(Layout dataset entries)
------------------------------------------------
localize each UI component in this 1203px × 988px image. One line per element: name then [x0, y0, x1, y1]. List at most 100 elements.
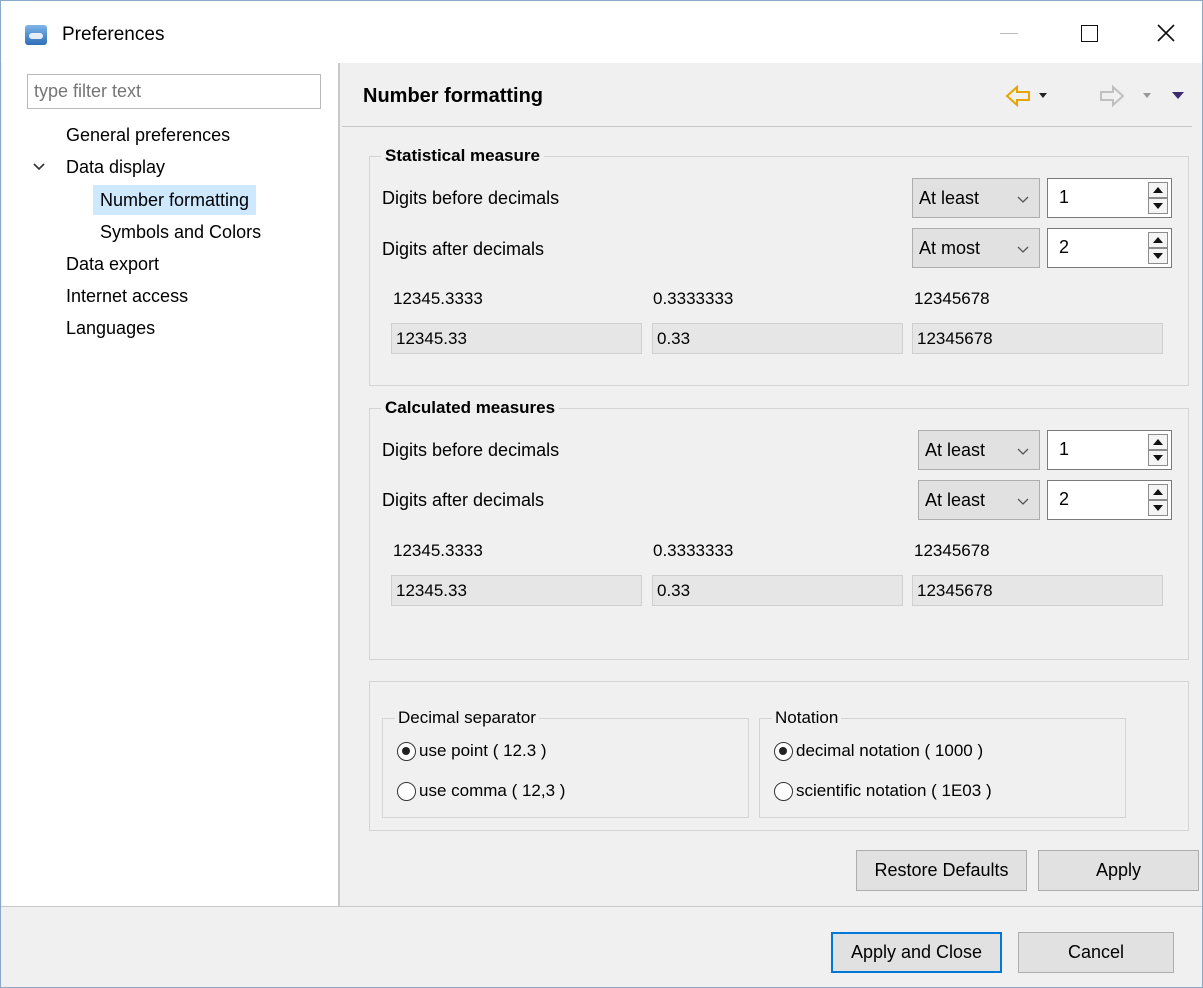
- chevron-down-icon: [1017, 498, 1029, 505]
- notation-label: Notation: [772, 708, 842, 728]
- radio-use-point-label: use point ( 12.3 ): [419, 741, 547, 760]
- statistical-before-spinner[interactable]: 1: [1047, 178, 1172, 218]
- statistical-before-mode-select[interactable]: At least: [912, 178, 1040, 218]
- radio-checked-icon: [397, 741, 416, 761]
- forward-menu-chevron-icon[interactable]: [1143, 93, 1151, 98]
- tree-item-general-preferences[interactable]: General preferences: [66, 120, 230, 150]
- minimize-icon: [1000, 32, 1018, 34]
- minimize-button[interactable]: [986, 15, 1032, 51]
- spin-up-button[interactable]: [1148, 434, 1168, 450]
- maximize-button[interactable]: [1066, 15, 1112, 51]
- calculated-sample-input-1: 12345.3333: [393, 541, 483, 560]
- spin-down-button[interactable]: [1148, 198, 1168, 214]
- tree-item-data-display[interactable]: Data display: [66, 152, 165, 182]
- back-menu-chevron-icon[interactable]: [1039, 93, 1047, 98]
- arrow-down-icon: [1153, 505, 1163, 511]
- statistical-before-mode-value: At least: [919, 187, 980, 208]
- calculated-sample-output-2: 0.33: [652, 575, 903, 606]
- statistical-after-value[interactable]: 2: [1059, 237, 1069, 258]
- calculated-after-mode-select[interactable]: At least: [918, 480, 1040, 520]
- preference-tree-pane: General preferences Data display Number …: [2, 63, 338, 906]
- spin-down-button[interactable]: [1148, 500, 1168, 516]
- calculated-before-value[interactable]: 1: [1059, 439, 1069, 460]
- spin-up-button[interactable]: [1148, 232, 1168, 248]
- apply-button[interactable]: Apply: [1038, 850, 1199, 891]
- pane-divider[interactable]: [338, 63, 340, 906]
- radio-use-comma-label: use comma ( 12,3 ): [419, 781, 566, 800]
- tree-item-symbols-and-colors[interactable]: Symbols and Colors: [100, 217, 261, 247]
- calculated-sample-input-2: 0.3333333: [653, 541, 734, 560]
- spin-down-button[interactable]: [1148, 248, 1168, 264]
- statistical-before-value[interactable]: 1: [1059, 187, 1069, 208]
- radio-use-comma[interactable]: use comma ( 12,3 ): [397, 781, 565, 801]
- navigation-icons: [1005, 84, 1184, 108]
- window-title: Preferences: [62, 24, 165, 45]
- statistical-after-mode-value: At most: [919, 237, 981, 258]
- statistical-sample-output-2: 0.33: [652, 323, 903, 354]
- statistical-after-label: Digits after decimals: [382, 239, 545, 259]
- calculated-after-mode-value: At least: [925, 489, 986, 510]
- statistical-sample-input-1: 12345.3333: [393, 289, 483, 308]
- back-arrow-icon[interactable]: [1005, 84, 1030, 108]
- tree-item-languages[interactable]: Languages: [66, 313, 155, 343]
- view-menu-icon[interactable]: [1172, 92, 1184, 99]
- calculated-sample-input-3: 12345678: [914, 541, 990, 560]
- tree-item-data-export[interactable]: Data export: [66, 249, 159, 279]
- forward-arrow-icon[interactable]: [1100, 84, 1125, 108]
- chevron-down-icon: [1017, 246, 1029, 253]
- calculated-after-spinner[interactable]: 2: [1047, 480, 1172, 520]
- radio-unchecked-icon: [397, 781, 416, 801]
- cancel-button[interactable]: Cancel: [1018, 932, 1174, 973]
- apply-and-close-button[interactable]: Apply and Close: [831, 932, 1002, 973]
- calculated-measures-label: Calculated measures: [381, 398, 560, 418]
- radio-checked-icon: [774, 741, 793, 761]
- statistical-measure-label: Statistical measure: [381, 146, 544, 166]
- radio-decimal-notation[interactable]: decimal notation ( 1000 ): [774, 741, 983, 761]
- arrow-up-icon: [1153, 489, 1163, 495]
- statistical-after-mode-select[interactable]: At most: [912, 228, 1040, 268]
- spin-down-button[interactable]: [1148, 450, 1168, 466]
- arrow-down-icon: [1153, 203, 1163, 209]
- chevron-down-icon[interactable]: [32, 160, 46, 174]
- calculated-sample-output-3: 12345678: [912, 575, 1163, 606]
- statistical-sample-output-1: 12345.33: [391, 323, 642, 354]
- calculated-before-mode-select[interactable]: At least: [918, 430, 1040, 470]
- radio-scientific-notation[interactable]: scientific notation ( 1E03 ): [774, 781, 992, 801]
- radio-scientific-notation-label: scientific notation ( 1E03 ): [796, 781, 992, 800]
- arrow-up-icon: [1153, 439, 1163, 445]
- decimal-separator-label: Decimal separator: [395, 708, 539, 728]
- notation-group: [759, 718, 1126, 818]
- statistical-before-label: Digits before decimals: [382, 188, 560, 208]
- radio-use-point[interactable]: use point ( 12.3 ): [397, 741, 547, 761]
- restore-defaults-button[interactable]: Restore Defaults: [856, 850, 1027, 891]
- calculated-sample-output-1: 12345.33: [391, 575, 642, 606]
- preferences-window: Preferences General preferences Data dis…: [0, 0, 1203, 988]
- statistical-after-spinner[interactable]: 2: [1047, 228, 1172, 268]
- calculated-after-value[interactable]: 2: [1059, 489, 1069, 510]
- statistical-sample-input-3: 12345678: [914, 289, 990, 308]
- spin-up-button[interactable]: [1148, 182, 1168, 198]
- tree-item-internet-access[interactable]: Internet access: [66, 281, 188, 311]
- calculated-after-label: Digits after decimals: [382, 490, 545, 510]
- filter-input[interactable]: [27, 74, 321, 109]
- page-title: Number formatting: [363, 85, 543, 107]
- spin-up-button[interactable]: [1148, 484, 1168, 500]
- calculated-before-spinner[interactable]: 1: [1047, 430, 1172, 470]
- arrow-up-icon: [1153, 187, 1163, 193]
- calculated-before-mode-value: At least: [925, 439, 986, 460]
- close-button[interactable]: [1143, 15, 1189, 51]
- footer-separator: [1, 906, 1202, 907]
- chevron-down-icon: [1017, 448, 1029, 455]
- arrow-down-icon: [1153, 253, 1163, 259]
- arrow-up-icon: [1153, 237, 1163, 243]
- radio-unchecked-icon: [774, 781, 793, 801]
- radio-decimal-notation-label: decimal notation ( 1000 ): [796, 741, 984, 760]
- decimal-separator-group: [382, 718, 749, 818]
- maximize-icon: [1080, 24, 1098, 42]
- title-bar: Preferences: [1, 1, 1202, 63]
- calculated-before-label: Digits before decimals: [382, 440, 560, 460]
- tree-item-number-formatting[interactable]: Number formatting: [93, 185, 257, 215]
- app-icon: [25, 25, 47, 45]
- chevron-down-icon: [1017, 196, 1029, 203]
- title-separator: [342, 126, 1192, 127]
------------------------------------------------
◆ **Task requirements**
Can you quote all of the data above verbatim, leaving out the pictures?

◆ **Exercise response**
localize each UI component in this 1203px × 988px image. One line per element: name then [x0, y0, x1, y1]. List at most 100 elements.
- chevron-down-icon: [1017, 498, 1029, 505]
- notation-label: Notation: [772, 708, 842, 728]
- radio-use-point-label: use point ( 12.3 ): [419, 741, 547, 760]
- statistical-before-spinner[interactable]: 1: [1047, 178, 1172, 218]
- statistical-before-mode-select[interactable]: At least: [912, 178, 1040, 218]
- radio-checked-icon: [397, 741, 416, 761]
- forward-menu-chevron-icon[interactable]: [1143, 93, 1151, 98]
- tree-item-general-preferences[interactable]: General preferences: [66, 120, 230, 150]
- minimize-icon: [1000, 32, 1018, 34]
- minimize-button[interactable]: [986, 15, 1032, 51]
- spin-up-button[interactable]: [1148, 434, 1168, 450]
- maximize-button[interactable]: [1066, 15, 1112, 51]
- calculated-sample-input-1: 12345.3333: [393, 541, 483, 560]
- spin-down-button[interactable]: [1148, 198, 1168, 214]
- tree-item-data-display[interactable]: Data display: [66, 152, 165, 182]
- back-menu-chevron-icon[interactable]: [1039, 93, 1047, 98]
- arrow-down-icon: [1153, 505, 1163, 511]
- statistical-before-mode-value: At least: [919, 187, 980, 208]
- calculated-sample-output-2: 0.33: [652, 575, 903, 606]
- statistical-after-value[interactable]: 2: [1059, 237, 1069, 258]
- calculated-after-mode-select[interactable]: At least: [918, 480, 1040, 520]
- preference-tree-pane: General preferences Data display Number …: [2, 63, 338, 906]
- spin-down-button[interactable]: [1148, 500, 1168, 516]
- calculated-before-value[interactable]: 1: [1059, 439, 1069, 460]
- spin-up-button[interactable]: [1148, 232, 1168, 248]
- apply-button[interactable]: Apply: [1038, 850, 1199, 891]
- pane-divider[interactable]: [338, 63, 340, 906]
- radio-use-comma-label: use comma ( 12,3 ): [419, 781, 566, 800]
- tree-item-symbols-and-colors[interactable]: Symbols and Colors: [100, 217, 261, 247]
- calculated-sample-input-2: 0.3333333: [653, 541, 734, 560]
- spin-down-button[interactable]: [1148, 248, 1168, 264]
- statistical-before-value[interactable]: 1: [1059, 187, 1069, 208]
- radio-use-comma[interactable]: use comma ( 12,3 ): [397, 781, 565, 801]
- navigation-icons: [1005, 84, 1184, 108]
- window-title: Preferences: [62, 24, 165, 45]
- statistical-after-mode-value: At most: [919, 237, 981, 258]
- statistical-sample-output-2: 0.33: [652, 323, 903, 354]
- statistical-after-label: Digits after decimals: [382, 239, 545, 259]
- calculated-after-mode-value: At least: [925, 489, 986, 510]
- statistical-sample-input-1: 12345.3333: [393, 289, 483, 308]
- back-arrow-icon[interactable]: [1005, 84, 1030, 108]
- tree-item-languages[interactable]: Languages: [66, 313, 155, 343]
- view-menu-icon[interactable]: [1172, 92, 1184, 99]
- calculated-sample-input-3: 12345678: [914, 541, 990, 560]
- tree-item-data-export[interactable]: Data export: [66, 249, 159, 279]
- forward-arrow-icon[interactable]: [1100, 84, 1125, 108]
- chevron-down-icon: [1017, 246, 1029, 253]
- calculated-after-spinner[interactable]: 2: [1047, 480, 1172, 520]
- radio-unchecked-icon: [397, 781, 416, 801]
- cancel-button[interactable]: Cancel: [1018, 932, 1174, 973]
- apply-and-close-button[interactable]: Apply and Close: [831, 932, 1002, 973]
- calculated-measures-label: Calculated measures: [381, 398, 560, 418]
- radio-checked-icon: [774, 741, 793, 761]
- statistical-measure-label: Statistical measure: [381, 146, 544, 166]
- radio-decimal-notation[interactable]: decimal notation ( 1000 ): [774, 741, 983, 761]
- arrow-up-icon: [1153, 489, 1163, 495]
- statistical-after-mode-select[interactable]: At most: [912, 228, 1040, 268]
- spin-down-button[interactable]: [1148, 450, 1168, 466]
- arrow-down-icon: [1153, 203, 1163, 209]
- chevron-down-icon[interactable]: [32, 160, 46, 174]
- calculated-sample-output-3: 12345678: [912, 575, 1163, 606]
- statistical-sample-output-1: 12345.33: [391, 323, 642, 354]
- calculated-before-mode-select[interactable]: At least: [918, 430, 1040, 470]
- radio-scientific-notation[interactable]: scientific notation ( 1E03 ): [774, 781, 992, 801]
- radio-scientific-notation-label: scientific notation ( 1E03 ): [796, 781, 992, 800]
- arrow-up-icon: [1153, 439, 1163, 445]
- decimal-separator-label: Decimal separator: [395, 708, 539, 728]
- notation-group: [759, 718, 1126, 818]
- statistical-before-label: Digits before decimals: [382, 188, 560, 208]
- radio-use-point[interactable]: use point ( 12.3 ): [397, 741, 547, 761]
- restore-defaults-button[interactable]: Restore Defaults: [856, 850, 1027, 891]
- calculated-sample-output-1: 12345.33: [391, 575, 642, 606]
- preferences-window: Preferences General preferences Data dis…: [0, 0, 1203, 988]
- statistical-after-spinner[interactable]: 2: [1047, 228, 1172, 268]
- calculated-after-value[interactable]: 2: [1059, 489, 1069, 510]
- statistical-sample-input-3: 12345678: [914, 289, 990, 308]
- spin-up-button[interactable]: [1148, 182, 1168, 198]
- tree-item-internet-access[interactable]: Internet access: [66, 281, 188, 311]
- calculated-after-label: Digits after decimals: [382, 490, 545, 510]
- filter-input[interactable]: [27, 74, 321, 109]
- page-title: Number formatting: [363, 85, 543, 107]
- spin-up-button[interactable]: [1148, 484, 1168, 500]
- calculated-before-spinner[interactable]: 1: [1047, 430, 1172, 470]
- arrow-up-icon: [1153, 187, 1163, 193]
- calculated-before-mode-value: At least: [925, 439, 986, 460]
- close-button[interactable]: [1143, 15, 1189, 51]
- footer-separator: [1, 906, 1202, 907]
- chevron-down-icon: [1017, 448, 1029, 455]
- arrow-down-icon: [1153, 253, 1163, 259]
- arrow-up-icon: [1153, 237, 1163, 243]
- radio-unchecked-icon: [774, 781, 793, 801]
- radio-decimal-notation-label: decimal notation ( 1000 ): [796, 741, 984, 760]
- decimal-separator-group: [382, 718, 749, 818]
- maximize-icon: [1080, 24, 1098, 42]
- title-bar: Preferences: [1, 1, 1202, 63]
- calculated-before-label: Digits before decimals: [382, 440, 560, 460]
- tree-item-number-formatting[interactable]: Number formatting: [93, 185, 257, 215]
- app-icon: [25, 25, 47, 45]
- chevron-down-icon: [1017, 196, 1029, 203]
- title-separator: [342, 126, 1192, 127]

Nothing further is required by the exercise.